■ Work instructions
Wherever a line holds the string "Cumulative", copy that line.

-- -- --

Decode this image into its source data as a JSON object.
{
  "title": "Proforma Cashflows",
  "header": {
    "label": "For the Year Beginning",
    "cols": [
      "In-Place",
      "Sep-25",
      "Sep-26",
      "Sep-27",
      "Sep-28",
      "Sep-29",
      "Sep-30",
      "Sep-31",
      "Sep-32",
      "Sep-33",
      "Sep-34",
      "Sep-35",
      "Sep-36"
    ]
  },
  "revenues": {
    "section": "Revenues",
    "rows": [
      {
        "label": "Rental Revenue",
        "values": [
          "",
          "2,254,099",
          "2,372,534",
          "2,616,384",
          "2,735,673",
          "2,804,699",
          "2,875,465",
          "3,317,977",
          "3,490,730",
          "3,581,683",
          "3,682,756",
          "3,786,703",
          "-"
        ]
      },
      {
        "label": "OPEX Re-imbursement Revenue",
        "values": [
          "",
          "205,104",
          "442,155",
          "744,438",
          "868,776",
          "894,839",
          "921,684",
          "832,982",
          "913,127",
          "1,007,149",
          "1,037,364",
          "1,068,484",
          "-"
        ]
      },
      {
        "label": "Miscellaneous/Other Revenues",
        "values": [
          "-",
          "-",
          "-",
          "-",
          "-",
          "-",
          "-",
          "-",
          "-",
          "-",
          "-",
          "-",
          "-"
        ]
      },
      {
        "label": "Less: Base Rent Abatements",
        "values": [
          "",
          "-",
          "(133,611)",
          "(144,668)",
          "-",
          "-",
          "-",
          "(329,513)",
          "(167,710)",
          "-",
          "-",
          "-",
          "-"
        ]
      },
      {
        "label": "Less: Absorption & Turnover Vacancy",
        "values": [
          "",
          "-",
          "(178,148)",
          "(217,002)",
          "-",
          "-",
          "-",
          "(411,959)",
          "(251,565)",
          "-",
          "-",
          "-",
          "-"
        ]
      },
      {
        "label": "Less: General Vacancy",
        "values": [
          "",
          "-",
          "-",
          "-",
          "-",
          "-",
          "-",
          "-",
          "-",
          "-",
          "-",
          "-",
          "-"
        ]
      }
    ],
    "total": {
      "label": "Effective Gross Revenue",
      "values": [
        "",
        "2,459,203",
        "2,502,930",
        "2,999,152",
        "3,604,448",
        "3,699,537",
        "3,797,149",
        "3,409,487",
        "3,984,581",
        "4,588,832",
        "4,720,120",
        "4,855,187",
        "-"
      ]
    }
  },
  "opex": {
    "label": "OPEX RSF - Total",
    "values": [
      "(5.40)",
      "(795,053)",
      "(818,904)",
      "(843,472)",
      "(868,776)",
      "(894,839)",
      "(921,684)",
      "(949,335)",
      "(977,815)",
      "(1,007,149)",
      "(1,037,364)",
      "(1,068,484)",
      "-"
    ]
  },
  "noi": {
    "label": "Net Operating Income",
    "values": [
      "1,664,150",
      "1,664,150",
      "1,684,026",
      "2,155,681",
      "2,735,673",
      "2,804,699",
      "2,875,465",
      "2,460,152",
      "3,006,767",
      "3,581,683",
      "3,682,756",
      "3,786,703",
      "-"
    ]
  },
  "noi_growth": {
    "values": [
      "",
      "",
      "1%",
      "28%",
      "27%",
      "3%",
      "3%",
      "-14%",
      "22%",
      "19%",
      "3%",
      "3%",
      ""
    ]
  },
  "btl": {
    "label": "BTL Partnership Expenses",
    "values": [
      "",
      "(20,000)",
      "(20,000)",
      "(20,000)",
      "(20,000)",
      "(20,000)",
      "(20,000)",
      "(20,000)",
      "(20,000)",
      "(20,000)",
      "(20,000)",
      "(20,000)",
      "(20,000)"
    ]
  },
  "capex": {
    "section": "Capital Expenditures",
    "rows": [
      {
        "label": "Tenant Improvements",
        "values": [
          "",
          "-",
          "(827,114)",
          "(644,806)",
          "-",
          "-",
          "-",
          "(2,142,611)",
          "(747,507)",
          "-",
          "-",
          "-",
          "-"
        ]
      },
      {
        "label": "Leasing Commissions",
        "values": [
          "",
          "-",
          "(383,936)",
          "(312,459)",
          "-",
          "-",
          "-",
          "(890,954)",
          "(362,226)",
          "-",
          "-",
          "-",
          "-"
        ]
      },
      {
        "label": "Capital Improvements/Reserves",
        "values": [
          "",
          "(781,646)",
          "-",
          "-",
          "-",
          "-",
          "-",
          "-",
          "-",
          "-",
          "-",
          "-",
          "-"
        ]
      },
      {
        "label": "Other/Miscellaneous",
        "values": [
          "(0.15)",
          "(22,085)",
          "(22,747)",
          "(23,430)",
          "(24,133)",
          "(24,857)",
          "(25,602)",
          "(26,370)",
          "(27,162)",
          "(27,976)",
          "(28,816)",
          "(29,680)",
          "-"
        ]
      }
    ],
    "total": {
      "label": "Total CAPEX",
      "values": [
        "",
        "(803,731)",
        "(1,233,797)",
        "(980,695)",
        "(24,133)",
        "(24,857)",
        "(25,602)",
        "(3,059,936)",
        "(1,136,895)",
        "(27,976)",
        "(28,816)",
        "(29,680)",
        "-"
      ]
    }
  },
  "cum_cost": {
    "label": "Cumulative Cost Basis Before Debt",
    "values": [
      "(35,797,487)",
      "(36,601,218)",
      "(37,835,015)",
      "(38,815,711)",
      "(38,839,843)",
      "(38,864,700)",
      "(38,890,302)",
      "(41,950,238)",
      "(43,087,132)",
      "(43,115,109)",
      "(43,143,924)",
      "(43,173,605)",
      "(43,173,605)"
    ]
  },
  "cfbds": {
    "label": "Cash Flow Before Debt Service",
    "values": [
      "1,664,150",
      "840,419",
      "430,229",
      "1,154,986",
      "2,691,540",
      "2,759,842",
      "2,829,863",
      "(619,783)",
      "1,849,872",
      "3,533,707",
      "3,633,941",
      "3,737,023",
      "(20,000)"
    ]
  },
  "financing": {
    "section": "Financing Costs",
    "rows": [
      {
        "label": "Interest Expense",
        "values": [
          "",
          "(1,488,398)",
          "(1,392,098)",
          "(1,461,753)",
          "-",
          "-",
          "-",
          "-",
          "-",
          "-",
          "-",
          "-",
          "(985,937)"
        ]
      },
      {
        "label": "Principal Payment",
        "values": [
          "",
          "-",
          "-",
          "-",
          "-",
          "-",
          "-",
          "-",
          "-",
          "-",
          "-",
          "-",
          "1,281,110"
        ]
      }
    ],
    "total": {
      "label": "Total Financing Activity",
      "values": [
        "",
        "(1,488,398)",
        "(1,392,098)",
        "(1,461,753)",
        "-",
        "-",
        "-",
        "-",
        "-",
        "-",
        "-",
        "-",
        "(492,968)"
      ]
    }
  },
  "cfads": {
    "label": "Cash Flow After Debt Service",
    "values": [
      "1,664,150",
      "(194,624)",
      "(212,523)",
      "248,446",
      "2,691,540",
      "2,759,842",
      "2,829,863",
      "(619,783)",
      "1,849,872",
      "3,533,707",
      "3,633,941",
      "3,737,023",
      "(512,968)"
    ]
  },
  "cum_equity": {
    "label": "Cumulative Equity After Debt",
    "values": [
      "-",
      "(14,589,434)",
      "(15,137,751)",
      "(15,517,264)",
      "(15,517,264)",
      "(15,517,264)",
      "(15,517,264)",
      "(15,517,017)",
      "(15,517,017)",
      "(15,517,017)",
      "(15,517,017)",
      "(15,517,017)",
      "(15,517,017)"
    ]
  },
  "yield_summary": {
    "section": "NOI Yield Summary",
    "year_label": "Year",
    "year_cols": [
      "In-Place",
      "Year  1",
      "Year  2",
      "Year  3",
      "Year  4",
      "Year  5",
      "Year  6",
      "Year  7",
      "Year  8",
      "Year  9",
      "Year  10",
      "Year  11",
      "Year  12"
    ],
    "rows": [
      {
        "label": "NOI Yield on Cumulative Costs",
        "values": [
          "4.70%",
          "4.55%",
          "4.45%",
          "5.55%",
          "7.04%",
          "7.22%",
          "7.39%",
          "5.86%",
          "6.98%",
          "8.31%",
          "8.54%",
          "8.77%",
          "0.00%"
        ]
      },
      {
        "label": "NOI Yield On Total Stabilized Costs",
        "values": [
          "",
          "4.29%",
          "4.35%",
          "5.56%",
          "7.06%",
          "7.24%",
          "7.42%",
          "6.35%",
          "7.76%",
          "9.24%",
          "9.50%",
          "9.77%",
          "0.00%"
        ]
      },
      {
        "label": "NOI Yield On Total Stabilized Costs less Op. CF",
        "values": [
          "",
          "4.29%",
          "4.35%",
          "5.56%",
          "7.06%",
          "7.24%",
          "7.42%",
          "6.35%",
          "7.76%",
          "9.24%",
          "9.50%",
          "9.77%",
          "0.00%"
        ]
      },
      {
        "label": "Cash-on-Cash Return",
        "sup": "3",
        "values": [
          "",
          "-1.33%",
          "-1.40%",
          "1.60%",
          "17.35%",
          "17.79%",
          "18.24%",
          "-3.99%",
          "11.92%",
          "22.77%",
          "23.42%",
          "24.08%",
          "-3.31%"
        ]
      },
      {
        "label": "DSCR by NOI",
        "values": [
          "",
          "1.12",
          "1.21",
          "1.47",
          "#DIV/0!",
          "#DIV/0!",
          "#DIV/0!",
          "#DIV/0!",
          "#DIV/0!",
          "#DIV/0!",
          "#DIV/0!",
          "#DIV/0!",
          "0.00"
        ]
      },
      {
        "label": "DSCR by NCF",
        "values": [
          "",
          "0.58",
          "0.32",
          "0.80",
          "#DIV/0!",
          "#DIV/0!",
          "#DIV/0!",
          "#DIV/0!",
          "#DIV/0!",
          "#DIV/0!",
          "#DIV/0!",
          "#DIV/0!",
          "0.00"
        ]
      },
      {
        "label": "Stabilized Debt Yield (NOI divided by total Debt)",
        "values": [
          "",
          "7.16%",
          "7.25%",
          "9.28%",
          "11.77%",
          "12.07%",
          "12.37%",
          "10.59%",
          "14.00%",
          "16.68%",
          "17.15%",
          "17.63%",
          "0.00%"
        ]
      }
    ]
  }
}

-- -- --

■ Result of this task
    "label": "Cumulative Cost Basis Before Debt",
    "label": "Cumulative Equity After Debt",
        "label": "NOI Yield on Cumulative Costs",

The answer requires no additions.